■ Raw data ■
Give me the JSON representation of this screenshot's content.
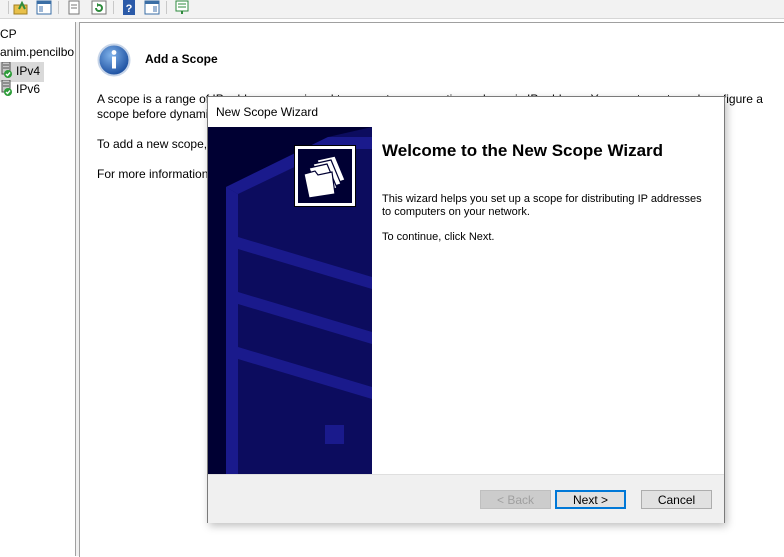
{
  "toolbar": {
    "icons": [
      "folder-up-icon",
      "show-hide-tree-icon",
      "properties-icon",
      "refresh-icon",
      "help-icon",
      "show-action-pane-icon",
      "export-list-icon"
    ]
  },
  "tree": {
    "items": [
      {
        "label": "CP",
        "icon": "none"
      },
      {
        "label": "anim.pencilbo",
        "icon": "none"
      },
      {
        "label": "IPv4",
        "icon": "ipv4-server-icon",
        "selected": true
      },
      {
        "label": "IPv6",
        "icon": "ipv6-server-icon"
      }
    ]
  },
  "pane": {
    "title": "Add a Scope",
    "line1": "A scope is a range of IP addresses assigned to computers requesting a dynamic IP address. You must create and configure a",
    "line2": "scope before dynamic IP addresses can be assigned.",
    "line3": "To add a new scope,",
    "line4": "For more information"
  },
  "wizard": {
    "window_title": "New Scope Wizard",
    "heading": "Welcome to the New Scope Wizard",
    "para1": "This wizard helps you set up a scope for distributing IP addresses to computers on your network.",
    "para2": "To continue, click Next.",
    "back_label": "< Back",
    "next_label": "Next >",
    "cancel_label": "Cancel"
  },
  "colors": {
    "panel_bg": "#000033",
    "panel_stripe": "#1a1a8c",
    "accent": "#0078d7"
  }
}
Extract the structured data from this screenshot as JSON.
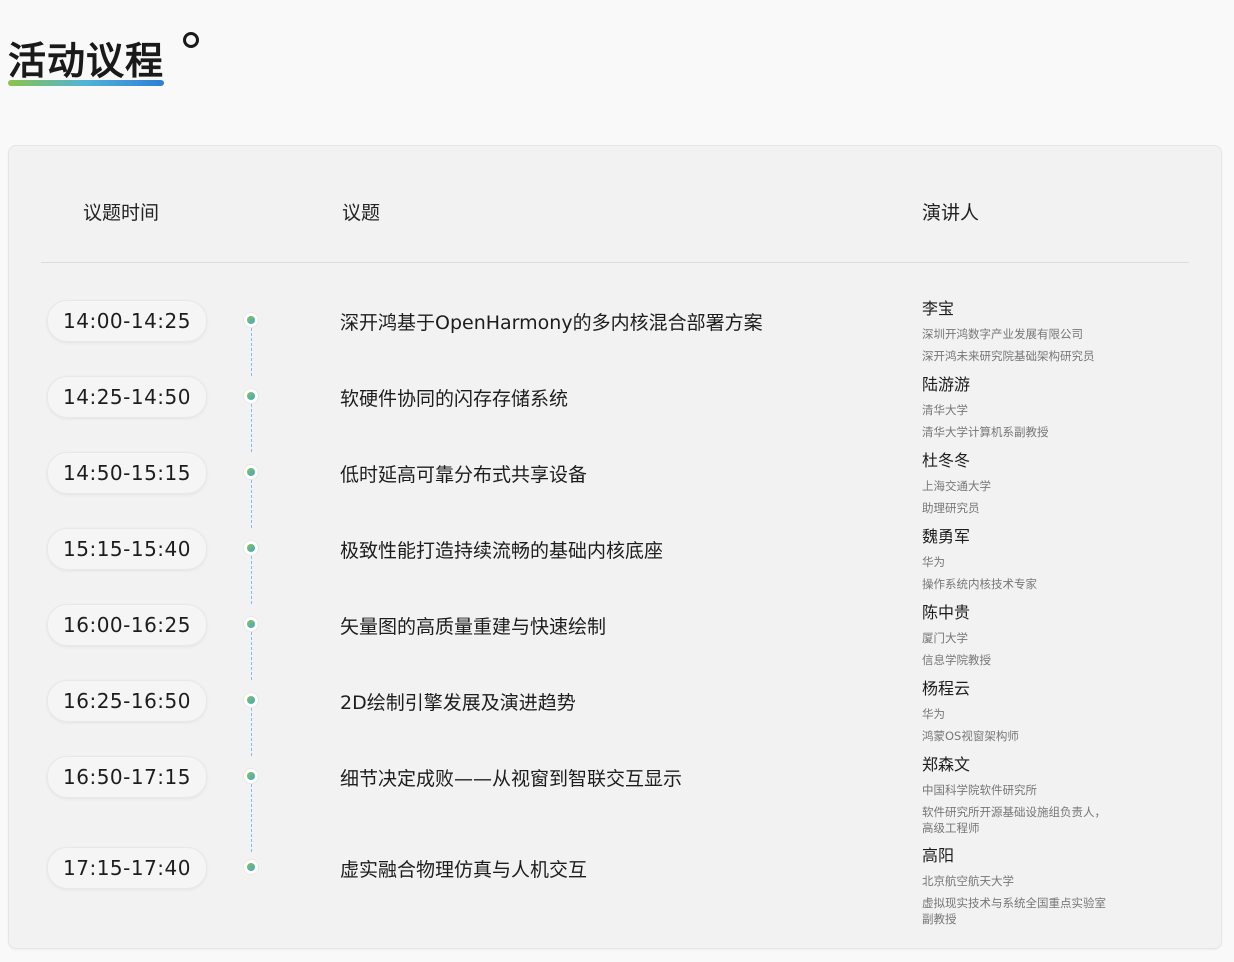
{
  "page": {
    "title": "活动议程"
  },
  "table": {
    "headers": {
      "time": "议题时间",
      "topic": "议题",
      "speaker": "演讲人"
    },
    "rows": [
      {
        "time": "14:00-14:25",
        "topic": "深开鸿基于OpenHarmony的多内核混合部署方案",
        "speaker": "李宝",
        "org": "深圳开鸿数字产业发展有限公司",
        "role": "深开鸿未来研究院基础架构研究员"
      },
      {
        "time": "14:25-14:50",
        "topic": "软硬件协同的闪存存储系统",
        "speaker": "陆游游",
        "org": "清华大学",
        "role": "清华大学计算机系副教授"
      },
      {
        "time": "14:50-15:15",
        "topic": "低时延高可靠分布式共享设备",
        "speaker": "杜冬冬",
        "org": "上海交通大学",
        "role": "助理研究员"
      },
      {
        "time": "15:15-15:40",
        "topic": "极致性能打造持续流畅的基础内核底座",
        "speaker": "魏勇军",
        "org": "华为",
        "role": "操作系统内核技术专家"
      },
      {
        "time": "16:00-16:25",
        "topic": "矢量图的高质量重建与快速绘制",
        "speaker": "陈中贵",
        "org": "厦门大学",
        "role": "信息学院教授"
      },
      {
        "time": "16:25-16:50",
        "topic": "2D绘制引擎发展及演进趋势",
        "speaker": "杨程云",
        "org": "华为",
        "role": "鸿蒙OS视窗架构师"
      },
      {
        "time": "16:50-17:15",
        "topic": "细节决定成败——从视窗到智联交互显示",
        "speaker": "郑森文",
        "org": "中国科学院软件研究所",
        "role": "软件研究所开源基础设施组负责人，",
        "role2": "高级工程师"
      },
      {
        "time": "17:15-17:40",
        "topic": "虚实融合物理仿真与人机交互",
        "speaker": "高阳",
        "org": "北京航空航天大学",
        "role": "虚拟现实技术与系统全国重点实验室",
        "role2": "副教授"
      }
    ]
  },
  "colors": {
    "accent_green": "#8bc34a",
    "accent_blue": "#3aa7d8"
  }
}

■ Directions ■
Go through the records line by line and count those containing the string "dynamic". Give only the total.

■ Expected output ■
2